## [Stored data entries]
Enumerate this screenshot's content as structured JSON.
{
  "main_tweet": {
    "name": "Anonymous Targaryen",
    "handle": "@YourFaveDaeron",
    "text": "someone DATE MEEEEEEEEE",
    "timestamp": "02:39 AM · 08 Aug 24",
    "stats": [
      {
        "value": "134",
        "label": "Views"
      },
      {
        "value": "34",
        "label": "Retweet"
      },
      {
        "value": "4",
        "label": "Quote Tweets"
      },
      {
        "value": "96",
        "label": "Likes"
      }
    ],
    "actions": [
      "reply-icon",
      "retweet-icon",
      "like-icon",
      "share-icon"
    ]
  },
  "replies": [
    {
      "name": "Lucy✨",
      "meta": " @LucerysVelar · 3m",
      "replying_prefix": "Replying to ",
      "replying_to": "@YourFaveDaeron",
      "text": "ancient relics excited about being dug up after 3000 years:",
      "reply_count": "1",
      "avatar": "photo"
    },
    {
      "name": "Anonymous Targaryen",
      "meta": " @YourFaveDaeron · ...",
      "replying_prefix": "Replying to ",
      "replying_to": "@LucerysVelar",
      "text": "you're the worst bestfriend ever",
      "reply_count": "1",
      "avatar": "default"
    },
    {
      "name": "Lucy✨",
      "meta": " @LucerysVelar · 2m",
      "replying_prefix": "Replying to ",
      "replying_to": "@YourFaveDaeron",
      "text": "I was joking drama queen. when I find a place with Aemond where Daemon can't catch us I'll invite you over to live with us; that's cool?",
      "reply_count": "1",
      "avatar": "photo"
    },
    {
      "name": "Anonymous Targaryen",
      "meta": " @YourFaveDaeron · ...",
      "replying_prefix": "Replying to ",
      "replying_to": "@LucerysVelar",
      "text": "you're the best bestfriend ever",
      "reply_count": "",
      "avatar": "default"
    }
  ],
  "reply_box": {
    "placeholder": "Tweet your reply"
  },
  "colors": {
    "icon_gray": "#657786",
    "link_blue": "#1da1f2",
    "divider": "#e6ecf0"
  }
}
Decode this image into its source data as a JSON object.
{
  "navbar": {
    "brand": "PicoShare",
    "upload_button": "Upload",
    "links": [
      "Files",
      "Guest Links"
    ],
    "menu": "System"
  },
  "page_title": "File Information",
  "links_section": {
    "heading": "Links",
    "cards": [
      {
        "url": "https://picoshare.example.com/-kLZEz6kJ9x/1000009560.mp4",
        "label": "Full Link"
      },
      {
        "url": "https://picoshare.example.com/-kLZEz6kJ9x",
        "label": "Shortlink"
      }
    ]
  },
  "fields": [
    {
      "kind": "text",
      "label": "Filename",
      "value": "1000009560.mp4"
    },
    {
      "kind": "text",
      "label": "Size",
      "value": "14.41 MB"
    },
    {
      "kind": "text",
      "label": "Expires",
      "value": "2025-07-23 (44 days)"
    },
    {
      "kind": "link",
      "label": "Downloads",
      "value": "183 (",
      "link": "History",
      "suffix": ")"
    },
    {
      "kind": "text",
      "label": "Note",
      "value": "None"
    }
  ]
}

## [Task directions]
From the line containing "Decode this image" down to the last line, reproduce the records exactly. Include both ends.

## [Answer in full]
Decode this image into its source data as a JSON object.
{
  "navbar": {
    "brand": "PicoShare",
    "upload_button": "Upload",
    "links": [
      "Files",
      "Guest Links"
    ],
    "menu": "System"
  },
  "page_title": "File Information",
  "links_section": {
    "heading": "Links",
    "cards": [
      {
        "url": "https://picoshare.example.com/-kLZEz6kJ9x/1000009560.mp4",
        "label": "Full Link"
      },
      {
        "url": "https://picoshare.example.com/-kLZEz6kJ9x",
        "label": "Shortlink"
      }
    ]
  },
  "fields": [
    {
      "kind": "text",
      "label": "Filename",
      "value": "1000009560.mp4"
    },
    {
      "kind": "text",
      "label": "Size",
      "value": "14.41 MB"
    },
    {
      "kind": "text",
      "label": "Expires",
      "value": "2025-07-23 (44 days)"
    },
    {
      "kind": "link",
      "label": "Downloads",
      "value": "183 (",
      "link": "History",
      "suffix": ")"
    },
    {
      "kind": "text",
      "label": "Note",
      "value": "None"
    }
  ]
}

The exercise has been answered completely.